─── Input
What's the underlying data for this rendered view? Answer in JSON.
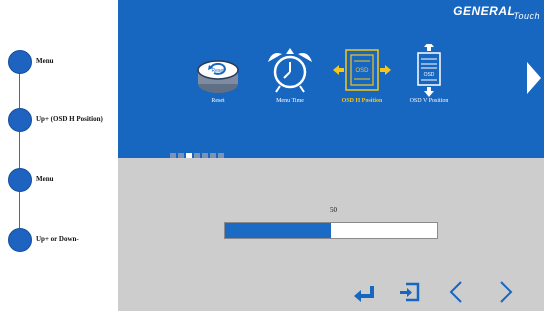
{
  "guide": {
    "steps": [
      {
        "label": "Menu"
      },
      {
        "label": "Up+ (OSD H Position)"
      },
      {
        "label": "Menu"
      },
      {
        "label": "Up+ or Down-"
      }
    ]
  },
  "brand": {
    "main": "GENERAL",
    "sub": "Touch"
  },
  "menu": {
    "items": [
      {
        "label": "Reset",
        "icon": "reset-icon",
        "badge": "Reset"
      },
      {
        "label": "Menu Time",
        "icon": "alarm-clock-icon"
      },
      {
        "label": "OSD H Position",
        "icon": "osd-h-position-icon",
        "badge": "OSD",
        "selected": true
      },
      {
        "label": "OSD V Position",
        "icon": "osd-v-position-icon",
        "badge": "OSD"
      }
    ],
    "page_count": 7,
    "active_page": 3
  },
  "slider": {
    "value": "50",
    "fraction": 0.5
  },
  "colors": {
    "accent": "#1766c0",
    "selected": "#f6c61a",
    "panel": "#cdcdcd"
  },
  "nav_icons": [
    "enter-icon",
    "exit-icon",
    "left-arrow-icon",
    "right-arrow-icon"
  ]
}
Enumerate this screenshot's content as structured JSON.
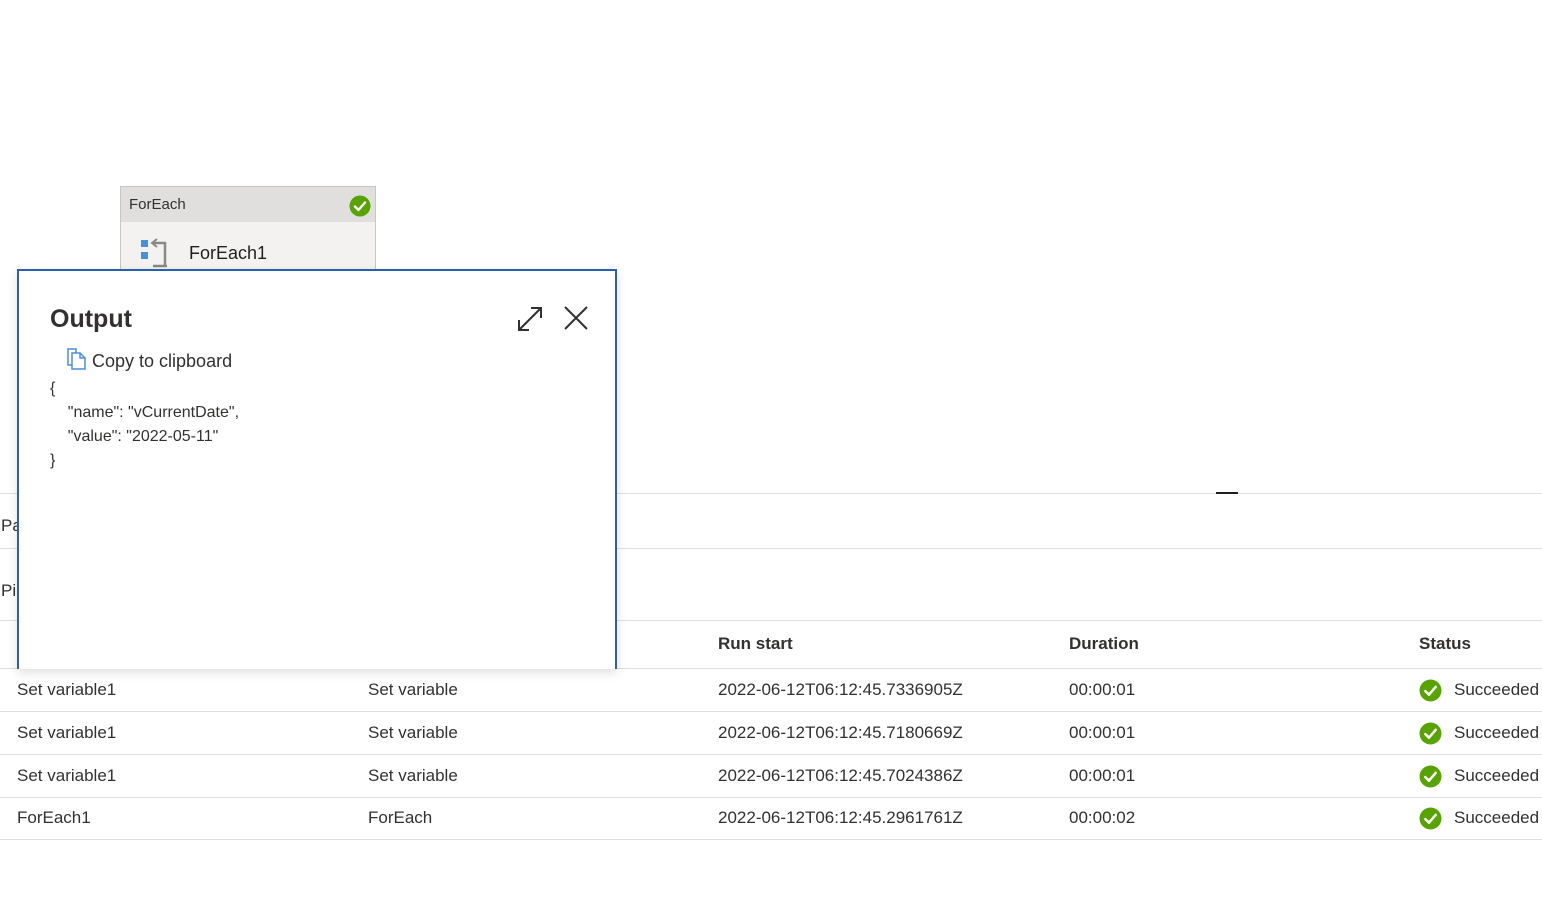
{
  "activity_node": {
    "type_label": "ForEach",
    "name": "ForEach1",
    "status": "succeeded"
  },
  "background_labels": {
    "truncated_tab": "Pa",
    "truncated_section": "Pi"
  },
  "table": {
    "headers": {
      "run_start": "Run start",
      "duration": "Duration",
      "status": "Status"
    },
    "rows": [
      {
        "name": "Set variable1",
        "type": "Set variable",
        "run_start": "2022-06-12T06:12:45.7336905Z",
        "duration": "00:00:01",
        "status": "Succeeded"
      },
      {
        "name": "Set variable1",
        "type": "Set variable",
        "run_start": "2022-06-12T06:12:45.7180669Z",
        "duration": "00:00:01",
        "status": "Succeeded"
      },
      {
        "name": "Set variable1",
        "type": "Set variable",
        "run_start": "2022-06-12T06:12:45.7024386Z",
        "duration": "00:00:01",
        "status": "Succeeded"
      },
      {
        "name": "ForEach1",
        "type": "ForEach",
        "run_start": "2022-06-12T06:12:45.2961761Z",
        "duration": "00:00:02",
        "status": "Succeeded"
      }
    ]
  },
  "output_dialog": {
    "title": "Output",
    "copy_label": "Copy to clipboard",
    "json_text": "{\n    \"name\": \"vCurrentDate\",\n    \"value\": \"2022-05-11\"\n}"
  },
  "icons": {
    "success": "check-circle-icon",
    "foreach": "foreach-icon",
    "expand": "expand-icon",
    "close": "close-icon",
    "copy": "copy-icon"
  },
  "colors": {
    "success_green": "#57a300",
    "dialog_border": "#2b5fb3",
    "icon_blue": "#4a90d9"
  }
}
──────
─── Input
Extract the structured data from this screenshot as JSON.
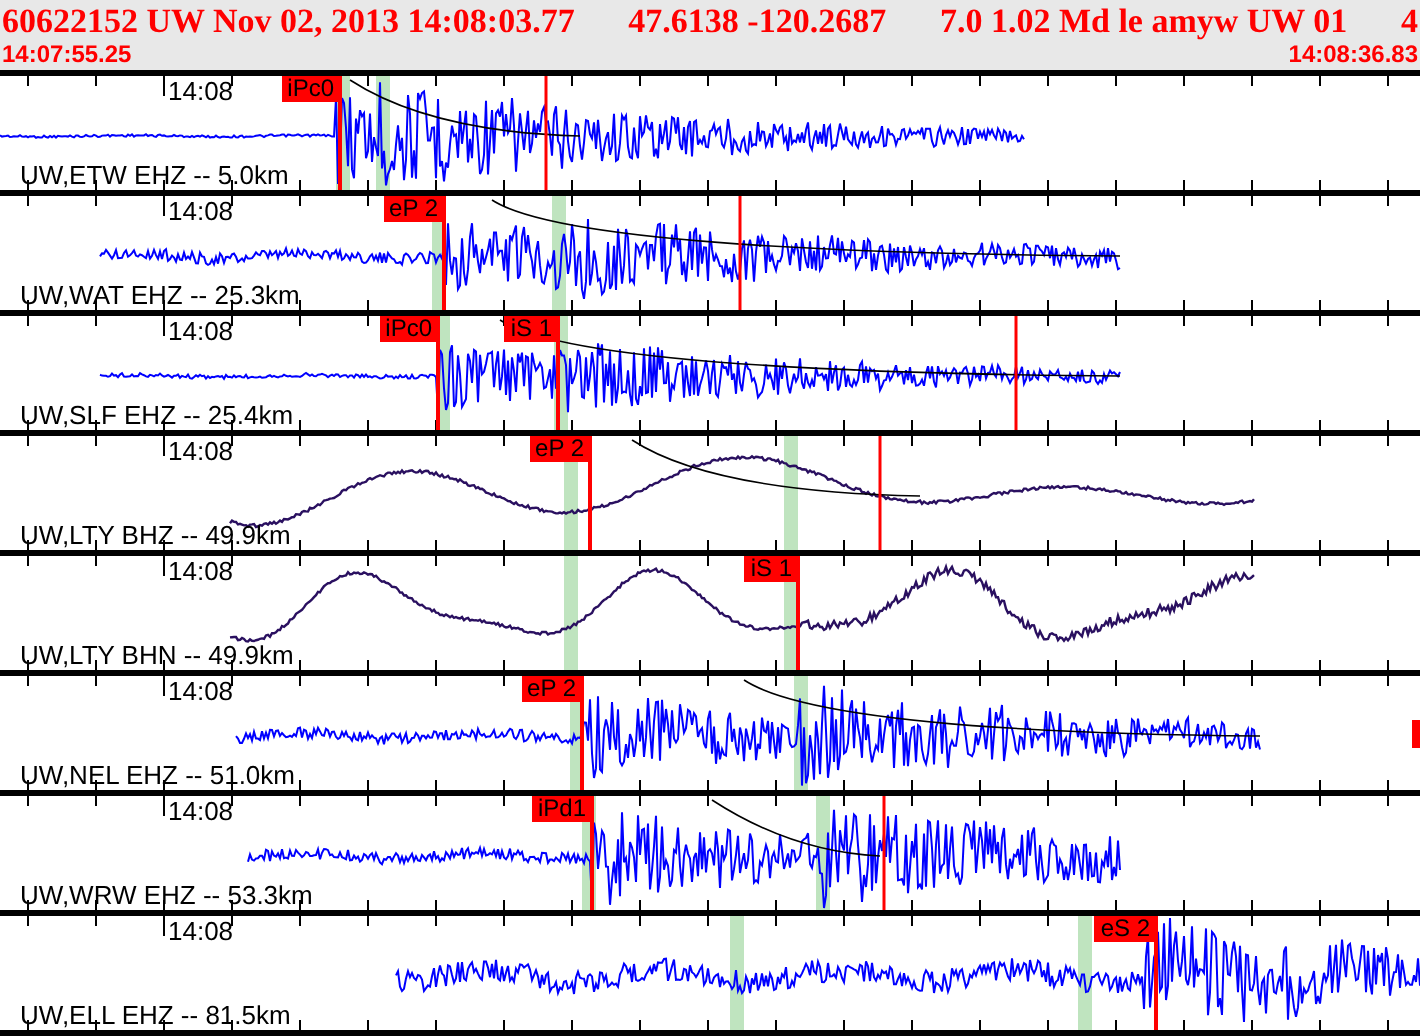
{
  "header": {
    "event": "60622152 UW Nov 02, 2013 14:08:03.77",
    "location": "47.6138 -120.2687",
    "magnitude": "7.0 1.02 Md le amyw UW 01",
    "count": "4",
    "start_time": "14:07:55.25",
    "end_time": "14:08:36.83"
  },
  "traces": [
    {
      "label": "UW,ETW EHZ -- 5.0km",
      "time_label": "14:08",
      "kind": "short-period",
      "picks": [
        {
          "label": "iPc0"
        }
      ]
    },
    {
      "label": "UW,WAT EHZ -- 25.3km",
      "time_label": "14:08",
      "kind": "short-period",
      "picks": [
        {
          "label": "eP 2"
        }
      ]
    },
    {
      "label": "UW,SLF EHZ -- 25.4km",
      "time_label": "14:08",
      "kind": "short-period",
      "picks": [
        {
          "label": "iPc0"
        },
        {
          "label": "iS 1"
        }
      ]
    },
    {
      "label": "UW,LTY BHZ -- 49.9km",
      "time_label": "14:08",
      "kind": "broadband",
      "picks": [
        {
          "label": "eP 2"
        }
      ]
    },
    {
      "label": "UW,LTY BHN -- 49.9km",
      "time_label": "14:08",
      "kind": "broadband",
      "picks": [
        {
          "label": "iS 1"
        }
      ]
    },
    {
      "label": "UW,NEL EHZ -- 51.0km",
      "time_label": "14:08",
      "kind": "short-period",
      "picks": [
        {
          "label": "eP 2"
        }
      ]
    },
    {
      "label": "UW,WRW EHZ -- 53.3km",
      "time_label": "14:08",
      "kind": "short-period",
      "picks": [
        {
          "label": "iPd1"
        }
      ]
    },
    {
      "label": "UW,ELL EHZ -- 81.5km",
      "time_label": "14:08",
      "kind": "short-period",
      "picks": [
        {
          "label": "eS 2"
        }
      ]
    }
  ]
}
──────
→ Set problem:
Count each line where the string "this" occurs, and write only the number.

→ Finished answer:
3